[To do] Output the data below in full, byte for byte. Nothing may differ.

[Provided data]

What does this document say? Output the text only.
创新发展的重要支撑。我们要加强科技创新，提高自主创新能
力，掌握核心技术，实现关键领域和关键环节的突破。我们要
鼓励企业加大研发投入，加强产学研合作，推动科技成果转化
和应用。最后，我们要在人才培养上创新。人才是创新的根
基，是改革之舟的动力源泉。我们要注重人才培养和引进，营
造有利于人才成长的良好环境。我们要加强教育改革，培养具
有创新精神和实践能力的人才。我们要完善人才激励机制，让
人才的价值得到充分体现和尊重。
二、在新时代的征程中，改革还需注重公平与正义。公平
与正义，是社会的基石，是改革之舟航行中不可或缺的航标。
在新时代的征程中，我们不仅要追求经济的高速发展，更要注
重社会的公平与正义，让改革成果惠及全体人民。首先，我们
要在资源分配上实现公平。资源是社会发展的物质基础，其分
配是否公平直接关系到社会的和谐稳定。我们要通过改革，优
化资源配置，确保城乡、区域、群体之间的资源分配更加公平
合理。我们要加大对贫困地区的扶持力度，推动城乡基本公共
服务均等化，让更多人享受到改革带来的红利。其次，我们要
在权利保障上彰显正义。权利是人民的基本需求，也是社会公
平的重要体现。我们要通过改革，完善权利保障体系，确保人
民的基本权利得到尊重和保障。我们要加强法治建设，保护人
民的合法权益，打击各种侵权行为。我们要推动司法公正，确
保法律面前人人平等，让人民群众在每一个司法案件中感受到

[Response]
What does this document say? Output the text only.
创新发展的重要支撑。我们要加强科技创新，提高自主创新能
力，掌握核心技术，实现关键领域和关键环节的突破。我们要
鼓励企业加大研发投入，加强产学研合作，推动科技成果转化
和应用。最后，我们要在人才培养上创新。人才是创新的根
基，是改革之舟的动力源泉。我们要注重人才培养和引进，营
造有利于人才成长的良好环境。我们要加强教育改革，培养具
有创新精神和实践能力的人才。我们要完善人才激励机制，让
人才的价值得到充分体现和尊重。
二、在新时代的征程中，改革还需注重公平与正义。公平
与正义，是社会的基石，是改革之舟航行中不可或缺的航标。
在新时代的征程中，我们不仅要追求经济的高速发展，更要注
重社会的公平与正义，让改革成果惠及全体人民。首先，我们
要在资源分配上实现公平。资源是社会发展的物质基础，其分
配是否公平直接关系到社会的和谐稳定。我们要通过改革，优
化资源配置，确保城乡、区域、群体之间的资源分配更加公平
合理。我们要加大对贫困地区的扶持力度，推动城乡基本公共
服务均等化，让更多人享受到改革带来的红利。其次，我们要
在权利保障上彰显正义。权利是人民的基本需求，也是社会公
平的重要体现。我们要通过改革，完善权利保障体系，确保人
民的基本权利得到尊重和保障。我们要加强法治建设，保护人
民的合法权益，打击各种侵权行为。我们要推动司法公正，确
保法律面前人人平等，让人民群众在每一个司法案件中感受到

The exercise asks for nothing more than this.